[Begin GIVEN INFORMATION]

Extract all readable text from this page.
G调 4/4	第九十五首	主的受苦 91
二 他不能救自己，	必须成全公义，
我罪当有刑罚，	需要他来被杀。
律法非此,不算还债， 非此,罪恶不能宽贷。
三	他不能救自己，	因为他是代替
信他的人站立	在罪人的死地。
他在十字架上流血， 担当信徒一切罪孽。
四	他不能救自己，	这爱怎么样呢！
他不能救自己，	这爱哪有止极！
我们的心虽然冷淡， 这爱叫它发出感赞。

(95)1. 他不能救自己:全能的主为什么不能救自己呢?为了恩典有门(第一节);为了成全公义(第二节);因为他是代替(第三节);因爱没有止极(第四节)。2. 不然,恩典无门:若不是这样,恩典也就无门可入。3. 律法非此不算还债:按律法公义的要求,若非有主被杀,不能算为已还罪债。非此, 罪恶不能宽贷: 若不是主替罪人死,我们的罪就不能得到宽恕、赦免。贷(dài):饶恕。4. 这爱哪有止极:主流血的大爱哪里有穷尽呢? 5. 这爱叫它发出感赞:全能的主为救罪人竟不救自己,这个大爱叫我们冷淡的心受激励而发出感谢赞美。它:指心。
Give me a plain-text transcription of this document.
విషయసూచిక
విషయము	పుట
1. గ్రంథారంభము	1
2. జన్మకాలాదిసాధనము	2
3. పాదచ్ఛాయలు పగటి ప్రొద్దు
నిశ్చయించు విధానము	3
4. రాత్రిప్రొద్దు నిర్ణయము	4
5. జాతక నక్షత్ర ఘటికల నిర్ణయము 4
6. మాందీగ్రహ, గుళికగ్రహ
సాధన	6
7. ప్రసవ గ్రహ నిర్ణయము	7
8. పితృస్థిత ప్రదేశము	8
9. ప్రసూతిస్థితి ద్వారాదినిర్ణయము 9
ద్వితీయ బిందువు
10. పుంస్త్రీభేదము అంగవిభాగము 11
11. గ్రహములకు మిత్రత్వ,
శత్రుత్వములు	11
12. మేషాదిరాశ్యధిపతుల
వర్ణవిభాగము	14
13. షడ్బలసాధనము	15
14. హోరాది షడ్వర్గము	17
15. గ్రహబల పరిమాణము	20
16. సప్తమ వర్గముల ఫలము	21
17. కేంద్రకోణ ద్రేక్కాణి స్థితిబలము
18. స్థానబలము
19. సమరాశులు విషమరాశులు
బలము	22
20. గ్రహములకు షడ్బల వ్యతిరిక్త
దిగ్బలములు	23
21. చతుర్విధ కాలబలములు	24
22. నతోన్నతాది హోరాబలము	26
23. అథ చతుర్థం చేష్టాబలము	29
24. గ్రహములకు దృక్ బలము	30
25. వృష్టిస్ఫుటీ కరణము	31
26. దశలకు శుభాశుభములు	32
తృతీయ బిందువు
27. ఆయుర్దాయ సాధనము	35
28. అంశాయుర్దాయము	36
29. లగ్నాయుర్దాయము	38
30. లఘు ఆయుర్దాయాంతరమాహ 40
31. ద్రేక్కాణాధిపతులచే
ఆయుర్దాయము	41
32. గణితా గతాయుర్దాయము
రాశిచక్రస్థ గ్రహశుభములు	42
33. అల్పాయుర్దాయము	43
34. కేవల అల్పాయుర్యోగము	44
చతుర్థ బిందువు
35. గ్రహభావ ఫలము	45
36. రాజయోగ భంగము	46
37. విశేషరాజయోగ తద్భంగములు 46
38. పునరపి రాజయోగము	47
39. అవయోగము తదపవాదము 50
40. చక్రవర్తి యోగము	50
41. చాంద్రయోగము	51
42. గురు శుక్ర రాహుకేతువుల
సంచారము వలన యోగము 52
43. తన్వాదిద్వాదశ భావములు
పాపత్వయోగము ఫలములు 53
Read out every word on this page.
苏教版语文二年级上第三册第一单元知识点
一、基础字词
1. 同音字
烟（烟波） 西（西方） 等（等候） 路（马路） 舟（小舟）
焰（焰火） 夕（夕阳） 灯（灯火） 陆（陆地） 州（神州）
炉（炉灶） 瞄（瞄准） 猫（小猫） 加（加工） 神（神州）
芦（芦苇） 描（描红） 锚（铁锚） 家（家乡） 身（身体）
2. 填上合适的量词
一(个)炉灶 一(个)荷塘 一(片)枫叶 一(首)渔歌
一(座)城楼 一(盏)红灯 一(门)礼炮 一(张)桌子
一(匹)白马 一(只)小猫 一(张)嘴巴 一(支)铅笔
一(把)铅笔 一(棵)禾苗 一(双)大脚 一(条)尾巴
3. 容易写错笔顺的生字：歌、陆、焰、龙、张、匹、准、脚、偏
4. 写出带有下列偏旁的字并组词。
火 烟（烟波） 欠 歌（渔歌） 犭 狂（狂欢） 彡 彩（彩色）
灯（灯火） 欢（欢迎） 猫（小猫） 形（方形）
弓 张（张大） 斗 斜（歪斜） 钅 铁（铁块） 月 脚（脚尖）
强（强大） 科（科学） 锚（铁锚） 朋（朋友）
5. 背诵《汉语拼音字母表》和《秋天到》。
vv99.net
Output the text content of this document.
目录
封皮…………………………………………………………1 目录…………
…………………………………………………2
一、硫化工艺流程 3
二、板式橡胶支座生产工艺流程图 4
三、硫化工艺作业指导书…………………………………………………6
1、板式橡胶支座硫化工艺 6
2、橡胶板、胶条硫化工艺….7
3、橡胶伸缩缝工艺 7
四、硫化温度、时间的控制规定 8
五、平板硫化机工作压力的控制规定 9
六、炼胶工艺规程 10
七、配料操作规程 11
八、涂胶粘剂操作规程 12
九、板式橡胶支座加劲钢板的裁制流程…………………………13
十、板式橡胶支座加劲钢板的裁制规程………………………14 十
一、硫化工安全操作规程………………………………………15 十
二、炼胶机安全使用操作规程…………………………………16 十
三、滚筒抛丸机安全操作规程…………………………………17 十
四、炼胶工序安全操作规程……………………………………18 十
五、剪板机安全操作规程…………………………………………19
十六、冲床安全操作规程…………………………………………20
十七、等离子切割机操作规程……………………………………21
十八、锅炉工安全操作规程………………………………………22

[End GIVEN INFORMATION]

Return the entries above exactly as they appear.

Extract all readable text from this page.
G调 4/4	第九十五首	主的受苦 91
二 他不能救自己，	必须成全公义，
我罪当有刑罚，	需要他来被杀。
律法非此,不算还债， 非此,罪恶不能宽贷。
三	他不能救自己，	因为他是代替
信他的人站立	在罪人的死地。
他在十字架上流血， 担当信徒一切罪孽。
四	他不能救自己，	这爱怎么样呢！
他不能救自己，	这爱哪有止极！
我们的心虽然冷淡， 这爱叫它发出感赞。

(95)1. 他不能救自己:全能的主为什么不能救自己呢?为了恩典有门(第一节);为了成全公义(第二节);因为他是代替(第三节);因爱没有止极(第四节)。2. 不然,恩典无门:若不是这样,恩典也就无门可入。3. 律法非此不算还债:按律法公义的要求,若非有主被杀,不能算为已还罪债。非此, 罪恶不能宽贷: 若不是主替罪人死,我们的罪就不能得到宽恕、赦免。贷(dài):饶恕。4. 这爱哪有止极:主流血的大爱哪里有穷尽呢? 5. 这爱叫它发出感赞:全能的主为救罪人竟不救自己,这个大爱叫我们冷淡的心受激励而发出感谢赞美。它:指心。
Give me a plain-text transcription of this document.
విషయసూచిక
విషయము	పుట
1. గ్రంథారంభము	1
2. జన్మకాలాదిసాధనము	2
3. పాదచ్ఛాయలు పగటి ప్రొద్దు
నిశ్చయించు విధానము	3
4. రాత్రిప్రొద్దు నిర్ణయము	4
5. జాతక నక్షత్ర ఘటికల నిర్ణయము 4
6. మాందీగ్రహ, గుళికగ్రహ
సాధన	6
7. ప్రసవ గ్రహ నిర్ణయము	7
8. పితృస్థిత ప్రదేశము	8
9. ప్రసూతిస్థితి ద్వారాదినిర్ణయము 9
ద్వితీయ బిందువు
10. పుంస్త్రీభేదము అంగవిభాగము 11
11. గ్రహములకు మిత్రత్వ,
శత్రుత్వములు	11
12. మేషాదిరాశ్యధిపతుల
వర్ణవిభాగము	14
13. షడ్బలసాధనము	15
14. హోరాది షడ్వర్గము	17
15. గ్రహబల పరిమాణము	20
16. సప్తమ వర్గముల ఫలము	21
17. కేంద్రకోణ ద్రేక్కాణి స్థితిబలము
18. స్థానబలము
19. సమరాశులు విషమరాశులు
బలము	22
20. గ్రహములకు షడ్బల వ్యతిరిక్త
దిగ్బలములు	23
21. చతుర్విధ కాలబలములు	24
22. నతోన్నతాది హోరాబలము	26
23. అథ చతుర్థం చేష్టాబలము	29
24. గ్రహములకు దృక్ బలము	30
25. వృష్టిస్ఫుటీ కరణము	31
26. దశలకు శుభాశుభములు	32
తృతీయ బిందువు
27. ఆయుర్దాయ సాధనము	35
28. అంశాయుర్దాయము	36
29. లగ్నాయుర్దాయము	38
30. లఘు ఆయుర్దాయాంతరమాహ 40
31. ద్రేక్కాణాధిపతులచే
ఆయుర్దాయము	41
32. గణితా గతాయుర్దాయము
రాశిచక్రస్థ గ్రహశుభములు	42
33. అల్పాయుర్దాయము	43
34. కేవల అల్పాయుర్యోగము	44
చతుర్థ బిందువు
35. గ్రహభావ ఫలము	45
36. రాజయోగ భంగము	46
37. విశేషరాజయోగ తద్భంగములు 46
38. పునరపి రాజయోగము	47
39. అవయోగము తదపవాదము 50
40. చక్రవర్తి యోగము	50
41. చాంద్రయోగము	51
42. గురు శుక్ర రాహుకేతువుల
సంచారము వలన యోగము 52
43. తన్వాదిద్వాదశ భావములు
పాపత్వయోగము ఫలములు 53
Read out every word on this page.
苏教版语文二年级上第三册第一单元知识点
一、基础字词
1. 同音字
烟（烟波） 西（西方） 等（等候） 路（马路） 舟（小舟）
焰（焰火） 夕（夕阳） 灯（灯火） 陆（陆地） 州（神州）
炉（炉灶） 瞄（瞄准） 猫（小猫） 加（加工） 神（神州）
芦（芦苇） 描（描红） 锚（铁锚） 家（家乡） 身（身体）
2. 填上合适的量词
一(个)炉灶 一(个)荷塘 一(片)枫叶 一(首)渔歌
一(座)城楼 一(盏)红灯 一(门)礼炮 一(张)桌子
一(匹)白马 一(只)小猫 一(张)嘴巴 一(支)铅笔
一(把)铅笔 一(棵)禾苗 一(双)大脚 一(条)尾巴
3. 容易写错笔顺的生字：歌、陆、焰、龙、张、匹、准、脚、偏
4. 写出带有下列偏旁的字并组词。
火 烟（烟波） 欠 歌（渔歌） 犭 狂（狂欢） 彡 彩（彩色）
灯（灯火） 欢（欢迎） 猫（小猫） 形（方形）
弓 张（张大） 斗 斜（歪斜） 钅 铁（铁块） 月 脚（脚尖）
强（强大） 科（科学） 锚（铁锚） 朋（朋友）
5. 背诵《汉语拼音字母表》和《秋天到》。
vv99.net
Output the text content of this document.
目录
封皮…………………………………………………………1 目录…………
…………………………………………………2
一、硫化工艺流程 3
二、板式橡胶支座生产工艺流程图 4
三、硫化工艺作业指导书…………………………………………………6
1、板式橡胶支座硫化工艺 6
2、橡胶板、胶条硫化工艺….7
3、橡胶伸缩缝工艺 7
四、硫化温度、时间的控制规定 8
五、平板硫化机工作压力的控制规定 9
六、炼胶工艺规程 10
七、配料操作规程 11
八、涂胶粘剂操作规程 12
九、板式橡胶支座加劲钢板的裁制流程…………………………13
十、板式橡胶支座加劲钢板的裁制规程………………………14 十
一、硫化工安全操作规程………………………………………15 十
二、炼胶机安全使用操作规程…………………………………16 十
三、滚筒抛丸机安全操作规程…………………………………17 十
四、炼胶工序安全操作规程……………………………………18 十
五、剪板机安全操作规程…………………………………………19
十六、冲床安全操作规程…………………………………………20
十七、等离子切割机操作规程……………………………………21
十八、锅炉工安全操作规程………………………………………22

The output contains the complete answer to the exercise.